(Data records)

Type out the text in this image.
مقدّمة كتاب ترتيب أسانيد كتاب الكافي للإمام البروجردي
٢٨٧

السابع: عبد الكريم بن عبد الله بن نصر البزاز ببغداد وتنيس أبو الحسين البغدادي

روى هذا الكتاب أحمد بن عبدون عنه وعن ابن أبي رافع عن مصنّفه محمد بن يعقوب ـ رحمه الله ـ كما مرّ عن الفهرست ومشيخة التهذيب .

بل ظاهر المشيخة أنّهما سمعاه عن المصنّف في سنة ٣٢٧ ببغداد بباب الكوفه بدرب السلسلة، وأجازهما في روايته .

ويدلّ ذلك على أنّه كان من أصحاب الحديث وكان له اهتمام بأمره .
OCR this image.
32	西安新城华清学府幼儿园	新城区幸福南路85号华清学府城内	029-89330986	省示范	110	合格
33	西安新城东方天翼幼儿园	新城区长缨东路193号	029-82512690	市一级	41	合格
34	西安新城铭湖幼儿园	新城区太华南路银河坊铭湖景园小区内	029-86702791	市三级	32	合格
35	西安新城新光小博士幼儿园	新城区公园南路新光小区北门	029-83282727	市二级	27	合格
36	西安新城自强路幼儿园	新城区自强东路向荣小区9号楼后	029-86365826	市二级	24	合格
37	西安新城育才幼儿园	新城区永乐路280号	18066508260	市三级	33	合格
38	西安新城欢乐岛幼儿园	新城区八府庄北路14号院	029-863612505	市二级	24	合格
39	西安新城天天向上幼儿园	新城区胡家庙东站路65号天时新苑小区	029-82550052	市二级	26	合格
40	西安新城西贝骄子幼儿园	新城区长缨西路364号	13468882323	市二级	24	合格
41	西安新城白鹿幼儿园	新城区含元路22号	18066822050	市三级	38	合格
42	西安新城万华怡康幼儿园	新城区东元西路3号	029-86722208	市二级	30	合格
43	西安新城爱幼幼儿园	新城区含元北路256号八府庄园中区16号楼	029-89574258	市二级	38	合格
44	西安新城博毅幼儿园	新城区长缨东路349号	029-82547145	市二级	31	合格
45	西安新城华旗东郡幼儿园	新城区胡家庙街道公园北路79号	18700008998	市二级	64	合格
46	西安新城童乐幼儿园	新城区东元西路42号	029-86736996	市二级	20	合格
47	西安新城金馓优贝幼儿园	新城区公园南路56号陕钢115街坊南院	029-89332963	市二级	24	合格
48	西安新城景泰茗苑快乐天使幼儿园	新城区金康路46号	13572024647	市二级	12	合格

WHAT IS ASKED
Count the lines in the records above that hold the word "image", and give only that number.

EXERCISE RESULT
2